→ Problem to solve
Wherever a line holds the string "name", copy that line.

→ Extracted records
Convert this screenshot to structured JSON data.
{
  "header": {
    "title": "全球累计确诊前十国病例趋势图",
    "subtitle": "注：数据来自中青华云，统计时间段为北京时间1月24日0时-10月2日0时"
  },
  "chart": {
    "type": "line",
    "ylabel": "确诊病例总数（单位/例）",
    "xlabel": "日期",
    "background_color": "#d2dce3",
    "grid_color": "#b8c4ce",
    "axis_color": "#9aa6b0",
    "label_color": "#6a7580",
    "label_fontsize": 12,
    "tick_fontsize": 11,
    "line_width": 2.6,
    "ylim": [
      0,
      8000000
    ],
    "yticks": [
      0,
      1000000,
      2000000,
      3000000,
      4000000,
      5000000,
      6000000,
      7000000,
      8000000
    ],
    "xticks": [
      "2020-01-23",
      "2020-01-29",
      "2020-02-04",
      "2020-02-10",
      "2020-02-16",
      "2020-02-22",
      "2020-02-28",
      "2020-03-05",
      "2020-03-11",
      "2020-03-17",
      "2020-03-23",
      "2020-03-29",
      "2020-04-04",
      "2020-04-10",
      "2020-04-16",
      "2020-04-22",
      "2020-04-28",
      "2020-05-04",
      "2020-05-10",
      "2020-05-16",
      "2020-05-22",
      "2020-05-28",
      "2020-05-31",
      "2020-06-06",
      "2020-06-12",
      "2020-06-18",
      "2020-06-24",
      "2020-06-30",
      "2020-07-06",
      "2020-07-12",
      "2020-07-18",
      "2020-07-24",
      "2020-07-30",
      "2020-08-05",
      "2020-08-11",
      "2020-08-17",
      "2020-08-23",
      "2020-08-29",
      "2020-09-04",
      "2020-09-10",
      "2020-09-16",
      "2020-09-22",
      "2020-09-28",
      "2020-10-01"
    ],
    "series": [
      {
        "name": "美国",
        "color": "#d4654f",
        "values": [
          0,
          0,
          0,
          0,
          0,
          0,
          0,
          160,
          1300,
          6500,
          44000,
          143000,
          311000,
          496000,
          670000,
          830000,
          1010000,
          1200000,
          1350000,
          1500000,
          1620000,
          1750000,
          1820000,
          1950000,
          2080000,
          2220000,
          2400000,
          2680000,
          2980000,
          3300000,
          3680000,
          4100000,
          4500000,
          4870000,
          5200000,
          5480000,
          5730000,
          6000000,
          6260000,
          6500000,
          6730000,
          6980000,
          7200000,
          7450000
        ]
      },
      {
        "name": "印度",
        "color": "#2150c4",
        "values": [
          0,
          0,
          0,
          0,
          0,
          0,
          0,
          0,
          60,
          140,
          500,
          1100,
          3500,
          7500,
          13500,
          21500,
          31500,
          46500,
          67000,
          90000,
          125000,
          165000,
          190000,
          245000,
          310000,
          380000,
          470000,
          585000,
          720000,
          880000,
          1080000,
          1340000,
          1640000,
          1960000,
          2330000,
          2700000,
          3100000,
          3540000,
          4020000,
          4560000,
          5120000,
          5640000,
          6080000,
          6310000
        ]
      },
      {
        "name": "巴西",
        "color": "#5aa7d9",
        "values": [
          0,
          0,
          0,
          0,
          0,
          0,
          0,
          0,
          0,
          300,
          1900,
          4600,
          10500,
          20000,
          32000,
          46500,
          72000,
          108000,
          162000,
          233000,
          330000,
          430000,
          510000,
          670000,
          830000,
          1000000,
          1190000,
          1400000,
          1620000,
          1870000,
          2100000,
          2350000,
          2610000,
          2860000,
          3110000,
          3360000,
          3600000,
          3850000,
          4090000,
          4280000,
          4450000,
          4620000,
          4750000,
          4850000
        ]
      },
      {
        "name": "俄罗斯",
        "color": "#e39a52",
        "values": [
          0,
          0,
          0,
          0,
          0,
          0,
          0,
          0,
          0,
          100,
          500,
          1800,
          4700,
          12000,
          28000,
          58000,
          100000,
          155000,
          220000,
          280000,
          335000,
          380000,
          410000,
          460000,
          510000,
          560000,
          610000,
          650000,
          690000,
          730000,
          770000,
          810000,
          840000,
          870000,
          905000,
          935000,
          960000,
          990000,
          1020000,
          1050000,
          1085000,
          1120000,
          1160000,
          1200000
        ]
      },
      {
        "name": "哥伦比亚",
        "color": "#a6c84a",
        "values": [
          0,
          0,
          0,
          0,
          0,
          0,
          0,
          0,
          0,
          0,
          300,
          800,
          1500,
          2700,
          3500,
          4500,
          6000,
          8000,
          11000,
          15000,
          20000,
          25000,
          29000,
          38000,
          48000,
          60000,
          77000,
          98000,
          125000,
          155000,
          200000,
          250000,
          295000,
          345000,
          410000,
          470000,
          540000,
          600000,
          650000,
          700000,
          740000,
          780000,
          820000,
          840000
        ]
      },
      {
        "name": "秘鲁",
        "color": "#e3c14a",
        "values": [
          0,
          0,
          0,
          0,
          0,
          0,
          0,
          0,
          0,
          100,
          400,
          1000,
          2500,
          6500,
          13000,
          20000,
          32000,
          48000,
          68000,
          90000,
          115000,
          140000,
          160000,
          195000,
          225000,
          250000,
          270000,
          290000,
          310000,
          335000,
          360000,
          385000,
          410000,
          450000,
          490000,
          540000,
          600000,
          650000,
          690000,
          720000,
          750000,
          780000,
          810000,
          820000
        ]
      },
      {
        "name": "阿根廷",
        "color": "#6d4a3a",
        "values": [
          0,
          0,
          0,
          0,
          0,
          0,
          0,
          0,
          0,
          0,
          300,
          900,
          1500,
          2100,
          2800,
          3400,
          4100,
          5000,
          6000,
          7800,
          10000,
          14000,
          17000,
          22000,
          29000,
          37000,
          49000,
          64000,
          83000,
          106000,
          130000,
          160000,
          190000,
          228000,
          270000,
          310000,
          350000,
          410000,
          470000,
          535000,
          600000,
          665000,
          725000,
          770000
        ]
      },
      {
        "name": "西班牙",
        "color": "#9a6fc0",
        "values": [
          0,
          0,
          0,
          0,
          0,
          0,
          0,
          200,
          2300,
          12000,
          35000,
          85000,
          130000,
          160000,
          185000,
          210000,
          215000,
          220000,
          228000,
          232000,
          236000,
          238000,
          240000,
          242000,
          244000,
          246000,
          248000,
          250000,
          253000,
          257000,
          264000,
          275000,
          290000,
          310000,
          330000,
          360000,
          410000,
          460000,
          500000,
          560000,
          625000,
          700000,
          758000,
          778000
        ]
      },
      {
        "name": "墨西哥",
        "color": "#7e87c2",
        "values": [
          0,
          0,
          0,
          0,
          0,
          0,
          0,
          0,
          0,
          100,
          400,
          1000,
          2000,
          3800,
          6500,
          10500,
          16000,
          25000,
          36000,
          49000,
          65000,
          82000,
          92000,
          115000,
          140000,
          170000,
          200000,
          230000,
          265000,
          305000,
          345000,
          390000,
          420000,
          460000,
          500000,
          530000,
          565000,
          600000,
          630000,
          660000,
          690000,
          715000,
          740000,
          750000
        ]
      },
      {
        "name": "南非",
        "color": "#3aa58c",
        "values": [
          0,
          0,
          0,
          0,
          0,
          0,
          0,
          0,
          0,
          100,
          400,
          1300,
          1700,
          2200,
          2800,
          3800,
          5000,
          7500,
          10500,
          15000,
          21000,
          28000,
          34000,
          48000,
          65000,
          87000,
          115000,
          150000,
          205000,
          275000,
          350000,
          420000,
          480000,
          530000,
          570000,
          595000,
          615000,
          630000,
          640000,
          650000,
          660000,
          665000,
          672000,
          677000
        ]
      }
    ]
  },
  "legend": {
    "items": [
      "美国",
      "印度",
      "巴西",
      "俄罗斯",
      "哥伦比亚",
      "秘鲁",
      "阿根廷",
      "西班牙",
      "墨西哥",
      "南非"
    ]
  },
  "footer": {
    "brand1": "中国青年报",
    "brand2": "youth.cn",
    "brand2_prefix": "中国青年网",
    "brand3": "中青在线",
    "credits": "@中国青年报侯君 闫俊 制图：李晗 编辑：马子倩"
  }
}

→ Reply to the exercise
        "name": "美国",
        "name": "印度",
        "name": "巴西",
        "name": "俄罗斯",
        "name": "哥伦比亚",
        "name": "秘鲁",
        "name": "阿根廷",
        "name": "西班牙",
        "name": "墨西哥",
        "name": "南非",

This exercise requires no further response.